● Stated problem
Output every entry exactly as given.

● Dataset extract
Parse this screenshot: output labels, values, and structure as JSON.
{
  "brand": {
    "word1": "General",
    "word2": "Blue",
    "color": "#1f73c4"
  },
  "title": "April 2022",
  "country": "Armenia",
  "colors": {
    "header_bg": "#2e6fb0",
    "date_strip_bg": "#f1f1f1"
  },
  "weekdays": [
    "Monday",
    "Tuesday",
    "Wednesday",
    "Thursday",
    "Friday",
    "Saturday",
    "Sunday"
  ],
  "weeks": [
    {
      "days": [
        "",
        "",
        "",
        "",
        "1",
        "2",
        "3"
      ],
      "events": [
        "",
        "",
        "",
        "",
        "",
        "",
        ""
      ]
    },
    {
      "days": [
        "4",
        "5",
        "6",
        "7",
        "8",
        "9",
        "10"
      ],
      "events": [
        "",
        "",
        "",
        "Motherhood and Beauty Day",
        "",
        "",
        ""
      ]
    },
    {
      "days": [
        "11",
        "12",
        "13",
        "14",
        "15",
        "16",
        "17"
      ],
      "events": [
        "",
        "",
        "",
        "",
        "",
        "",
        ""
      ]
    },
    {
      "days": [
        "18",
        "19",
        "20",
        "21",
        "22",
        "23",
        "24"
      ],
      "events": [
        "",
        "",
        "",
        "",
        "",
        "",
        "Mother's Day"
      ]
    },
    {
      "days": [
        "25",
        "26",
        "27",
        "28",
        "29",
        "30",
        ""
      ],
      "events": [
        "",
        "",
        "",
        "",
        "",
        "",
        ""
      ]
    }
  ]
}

● Result of this exercise
Parse this screenshot: output labels, values, and structure as JSON.
{
  "brand": {
    "word1": "General",
    "word2": "Blue",
    "color": "#1f73c4"
  },
  "title": "April 2022",
  "country": "Armenia",
  "colors": {
    "header_bg": "#2e6fb0",
    "date_strip_bg": "#f1f1f1"
  },
  "weekdays": [
    "Monday",
    "Tuesday",
    "Wednesday",
    "Thursday",
    "Friday",
    "Saturday",
    "Sunday"
  ],
  "weeks": [
    {
      "days": [
        "",
        "",
        "",
        "",
        "1",
        "2",
        "3"
      ],
      "events": [
        "",
        "",
        "",
        "",
        "",
        "",
        ""
      ]
    },
    {
      "days": [
        "4",
        "5",
        "6",
        "7",
        "8",
        "9",
        "10"
      ],
      "events": [
        "",
        "",
        "",
        "Motherhood and Beauty Day",
        "",
        "",
        ""
      ]
    },
    {
      "days": [
        "11",
        "12",
        "13",
        "14",
        "15",
        "16",
        "17"
      ],
      "events": [
        "",
        "",
        "",
        "",
        "",
        "",
        ""
      ]
    },
    {
      "days": [
        "18",
        "19",
        "20",
        "21",
        "22",
        "23",
        "24"
      ],
      "events": [
        "",
        "",
        "",
        "",
        "",
        "",
        "Mother's Day"
      ]
    },
    {
      "days": [
        "25",
        "26",
        "27",
        "28",
        "29",
        "30",
        ""
      ],
      "events": [
        "",
        "",
        "",
        "",
        "",
        "",
        ""
      ]
    }
  ]
}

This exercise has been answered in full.